▸ WORK TO COMPLETE
Exclude all pictures, then copy each of the records exactly as written.

· · ·

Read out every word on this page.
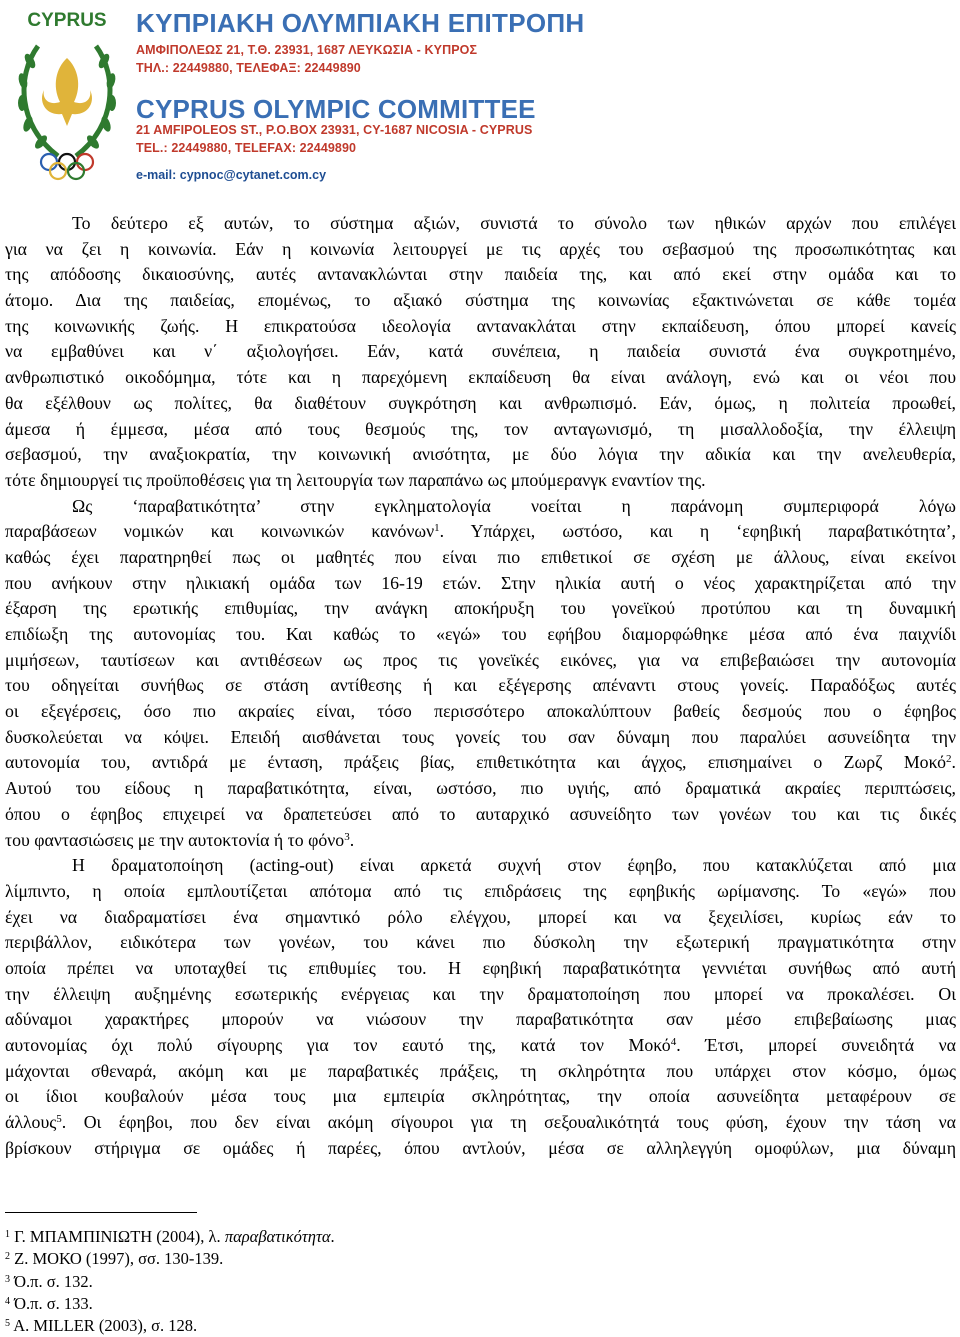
CYPRUS ΚΥΠΡΙΑΚΗ ΟΛΥΜΠΙΑΚΗ ΕΠΙΤΡΟΠΗ
ΑΜΦΙΠΟΛΕΩΣ 21, Τ.Θ. 23931, 1687 ΛΕΥΚΩΣΙΑ - ΚΥΠΡΟΣ
ΤΗΛ.: 22449880, ΤΕΛΕΦΑΞ: 22449890
CYPRUS OLYMPIC COMMITTEE
21 AMFIPOLEOS ST., P.O.BOX 23931, CY-1687 NICOSIA - CYPRUS
TEL.: 22449880, TELEFAX: 22449890
e-mail: cypnoc@cytanet.com.cy
Το δεύτερο εξ αυτών, το σύστημα αξιών, συνιστά το σύνολο των ηθικών αρχών που επιλέγει
για να ζει η κοινωνία. Εάν η κοινωνία λειτουργεί με τις αρχές του σεβασμού της προσωπικότητας και
της απόδοσης δικαιοσύνης, αυτές αντανακλώνται στην παιδεία της, και από εκεί στην ομάδα και το
άτομο. Δια της παιδείας, επομένως, το αξιακό σύστημα της κοινωνίας εξακτινώνεται σε κάθε τομέα
της κοινωνικής ζωής. Η επικρατούσα ιδεολογία αντανακλάται στην εκπαίδευση, όπου μπορεί κανείς
να εμβαθύνει και ν΄ αξιολογήσει. Εάν, κατά συνέπεια, η παιδεία συνιστά ένα συγκροτημένο,
ανθρωπιστικό οικοδόμημα, τότε και η παρεχόμενη εκπαίδευση θα είναι ανάλογη, ενώ και οι νέοι που
θα εξέλθουν ως πολίτες, θα διαθέτουν συγκρότηση και ανθρωπισμό. Εάν, όμως, η πολιτεία προωθεί,
άμεσα ή έμμεσα, μέσα από τους θεσμούς της, τον ανταγωνισμό, τη μισαλλοδοξία, την έλλειψη
σεβασμού, την αναξιοκρατία, την κοινωνική ανισότητα, με δύο λόγια την αδικία και την ανελευθερία,
τότε δημιουργεί τις προϋποθέσεις για τη λειτουργία των παραπάνω ως μπούμερανγκ εναντίον της.
Ως ‘παραβατικότητα’ στην εγκληματολογία νοείται η παράνομη συμπεριφορά λόγω
παραβάσεων νομικών και κοινωνικών κανόνων$^1$. Υπάρχει, ωστόσο, και η ‘εφηβική παραβατικότητα’,
καθώς έχει παρατηρηθεί πως οι μαθητές που είναι πιο επιθετικοί σε σχέση με άλλους, είναι εκείνοι
που ανήκουν στην ηλικιακή ομάδα των 16-19 ετών. Στην ηλικία αυτή ο νέος χαρακτηρίζεται από την
έξαρση της ερωτικής επιθυμίας, την ανάγκη αποκήρυξη του γονεϊκού προτύπου και τη δυναμική
επιδίωξη της αυτονομίας του. Και καθώς το «εγώ» του εφήβου διαμορφώθηκε μέσα από ένα παιχνίδι
μιμήσεων, ταυτίσεων και αντιθέσεων ως προς τις γονεϊκές εικόνες, για να επιβεβαιώσει την αυτονομία
του οδηγείται συνήθως σε στάση αντίθεσης ή και εξέγερσης απέναντι στους γονείς. Παραδόξως αυτές
οι εξεγέρσεις, όσο πιο ακραίες είναι, τόσο περισσότερο αποκαλύπτουν βαθείς δεσμούς που ο έφηβος
δυσκολεύεται να κόψει. Επειδή αισθάνεται τους γονείς του σαν δύναμη που παραλύει ασυνείδητα την
αυτονομία του, αντιδρά με ένταση, πράξεις βίας, επιθετικότητα και άγχος, επισημαίνει ο Ζωρζ Μοκό$^2$.
Αυτού του είδους η παραβατικότητα, είναι, ωστόσο, πιο υγιής, από δραματικά ακραίες περιπτώσεις,
όπου ο έφηβος επιχειρεί να δραπετεύσει από το αυταρχικό ασυνείδητο των γονέων του και τις δικές
του φαντασιώσεις με την αυτοκτονία ή το φόνο$^3$.
Η δραματοποίηση (acting-out) είναι αρκετά συχνή στον έφηβο, που κατακλύζεται από μια
λίμπιντο, η οποία εμπλουτίζεται απότομα από τις επιδράσεις της εφηβικής ωρίμανσης. Το «εγώ» που
έχει να διαδραματίσει ένα σημαντικό ρόλο ελέγχου, μπορεί και να ξεχειλίσει, κυρίως εάν το
περιβάλλον, ειδικότερα των γονέων, του κάνει πιο δύσκολη την εξωτερική πραγματικότητα στην
οποία πρέπει να υποταχθεί τις επιθυμίες του. Η εφηβική παραβατικότητα γεννιέται συνήθως από αυτή
την έλλειψη αυξημένης εσωτερικής ενέργειας και την δραματοποίηση που μπορεί να προκαλέσει. Οι
αδύναμοι χαρακτήρες μπορούν να νιώσουν την παραβατικότητα σαν μέσο επιβεβαίωσης μιας
αυτονομίας όχι πολύ σίγουρης για τον εαυτό της, κατά τον Μοκό$^4$. Έτσι, μπορεί συνειδητά να
μάχονται σθεναρά, ακόμη και με παραβατικές πράξεις, τη σκληρότητα που υπάρχει στον κόσμο, όμως
οι ίδιοι κουβαλούν μέσα τους μια εμπειρία σκληρότητας, την οποία ασυνείδητα μεταφέρουν σε
άλλους$^5$. Οι έφηβοι, που δεν είναι ακόμη σίγουροι για τη σεξουαλικότητά τους φύση, έχουν την τάση να
βρίσκουν στήριγμα σε ομάδες ή παρέες, όπου αντλούν, μέσα σε αλληλεγγύη ομοφύλων, μια δύναμη
$^1$ Γ. ΜΠΑΜΠΙΝΙΩΤΗ (2004), λ. παραβατικότητα.
$^2$ Ζ. ΜΟΚΟ (1997), σσ. 130-139.
$^3$ Ό.π. σ. 132.
$^4$ Ό.π. σ. 133.
$^5$ Α. MILLER (2003), σ. 128.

· · ·

▸ CORRECT RESPONSE
Read out every word on this page.
CYPRUS ΚΥΠΡΙΑΚΗ ΟΛΥΜΠΙΑΚΗ ΕΠΙΤΡΟΠΗ
ΑΜΦΙΠΟΛΕΩΣ 21, Τ.Θ. 23931, 1687 ΛΕΥΚΩΣΙΑ - ΚΥΠΡΟΣ
ΤΗΛ.: 22449880, ΤΕΛΕΦΑΞ: 22449890
CYPRUS OLYMPIC COMMITTEE
21 AMFIPOLEOS ST., P.O.BOX 23931, CY-1687 NICOSIA - CYPRUS
TEL.: 22449880, TELEFAX: 22449890
e-mail: cypnoc@cytanet.com.cy
Το δεύτερο εξ αυτών, το σύστημα αξιών, συνιστά το σύνολο των ηθικών αρχών που επιλέγει
για να ζει η κοινωνία. Εάν η κοινωνία λειτουργεί με τις αρχές του σεβασμού της προσωπικότητας και
της απόδοσης δικαιοσύνης, αυτές αντανακλώνται στην παιδεία της, και από εκεί στην ομάδα και το
άτομο. Δια της παιδείας, επομένως, το αξιακό σύστημα της κοινωνίας εξακτινώνεται σε κάθε τομέα
της κοινωνικής ζωής. Η επικρατούσα ιδεολογία αντανακλάται στην εκπαίδευση, όπου μπορεί κανείς
να εμβαθύνει και ν΄ αξιολογήσει. Εάν, κατά συνέπεια, η παιδεία συνιστά ένα συγκροτημένο,
ανθρωπιστικό οικοδόμημα, τότε και η παρεχόμενη εκπαίδευση θα είναι ανάλογη, ενώ και οι νέοι που
θα εξέλθουν ως πολίτες, θα διαθέτουν συγκρότηση και ανθρωπισμό. Εάν, όμως, η πολιτεία προωθεί,
άμεσα ή έμμεσα, μέσα από τους θεσμούς της, τον ανταγωνισμό, τη μισαλλοδοξία, την έλλειψη
σεβασμού, την αναξιοκρατία, την κοινωνική ανισότητα, με δύο λόγια την αδικία και την ανελευθερία,
τότε δημιουργεί τις προϋποθέσεις για τη λειτουργία των παραπάνω ως μπούμερανγκ εναντίον της.
Ως ‘παραβατικότητα’ στην εγκληματολογία νοείται η παράνομη συμπεριφορά λόγω
παραβάσεων νομικών και κοινωνικών κανόνων$^1$. Υπάρχει, ωστόσο, και η ‘εφηβική παραβατικότητα’,
καθώς έχει παρατηρηθεί πως οι μαθητές που είναι πιο επιθετικοί σε σχέση με άλλους, είναι εκείνοι
που ανήκουν στην ηλικιακή ομάδα των 16-19 ετών. Στην ηλικία αυτή ο νέος χαρακτηρίζεται από την
έξαρση της ερωτικής επιθυμίας, την ανάγκη αποκήρυξη του γονεϊκού προτύπου και τη δυναμική
επιδίωξη της αυτονομίας του. Και καθώς το «εγώ» του εφήβου διαμορφώθηκε μέσα από ένα παιχνίδι
μιμήσεων, ταυτίσεων και αντιθέσεων ως προς τις γονεϊκές εικόνες, για να επιβεβαιώσει την αυτονομία
του οδηγείται συνήθως σε στάση αντίθεσης ή και εξέγερσης απέναντι στους γονείς. Παραδόξως αυτές
οι εξεγέρσεις, όσο πιο ακραίες είναι, τόσο περισσότερο αποκαλύπτουν βαθείς δεσμούς που ο έφηβος
δυσκολεύεται να κόψει. Επειδή αισθάνεται τους γονείς του σαν δύναμη που παραλύει ασυνείδητα την
αυτονομία του, αντιδρά με ένταση, πράξεις βίας, επιθετικότητα και άγχος, επισημαίνει ο Ζωρζ Μοκό$^2$.
Αυτού του είδους η παραβατικότητα, είναι, ωστόσο, πιο υγιής, από δραματικά ακραίες περιπτώσεις,
όπου ο έφηβος επιχειρεί να δραπετεύσει από το αυταρχικό ασυνείδητο των γονέων του και τις δικές
του φαντασιώσεις με την αυτοκτονία ή το φόνο$^3$.
Η δραματοποίηση (acting-out) είναι αρκετά συχνή στον έφηβο, που κατακλύζεται από μια
λίμπιντο, η οποία εμπλουτίζεται απότομα από τις επιδράσεις της εφηβικής ωρίμανσης. Το «εγώ» που
έχει να διαδραματίσει ένα σημαντικό ρόλο ελέγχου, μπορεί και να ξεχειλίσει, κυρίως εάν το
περιβάλλον, ειδικότερα των γονέων, του κάνει πιο δύσκολη την εξωτερική πραγματικότητα στην
οποία πρέπει να υποταχθεί τις επιθυμίες του. Η εφηβική παραβατικότητα γεννιέται συνήθως από αυτή
την έλλειψη αυξημένης εσωτερικής ενέργειας και την δραματοποίηση που μπορεί να προκαλέσει. Οι
αδύναμοι χαρακτήρες μπορούν να νιώσουν την παραβατικότητα σαν μέσο επιβεβαίωσης μιας
αυτονομίας όχι πολύ σίγουρης για τον εαυτό της, κατά τον Μοκό$^4$. Έτσι, μπορεί συνειδητά να
μάχονται σθεναρά, ακόμη και με παραβατικές πράξεις, τη σκληρότητα που υπάρχει στον κόσμο, όμως
οι ίδιοι κουβαλούν μέσα τους μια εμπειρία σκληρότητας, την οποία ασυνείδητα μεταφέρουν σε
άλλους$^5$. Οι έφηβοι, που δεν είναι ακόμη σίγουροι για τη σεξουαλικότητά τους φύση, έχουν την τάση να
βρίσκουν στήριγμα σε ομάδες ή παρέες, όπου αντλούν, μέσα σε αλληλεγγύη ομοφύλων, μια δύναμη
$^1$ Γ. ΜΠΑΜΠΙΝΙΩΤΗ (2004), λ. παραβατικότητα.
$^2$ Ζ. ΜΟΚΟ (1997), σσ. 130-139.
$^3$ Ό.π. σ. 132.
$^4$ Ό.π. σ. 133.
$^5$ Α. MILLER (2003), σ. 128.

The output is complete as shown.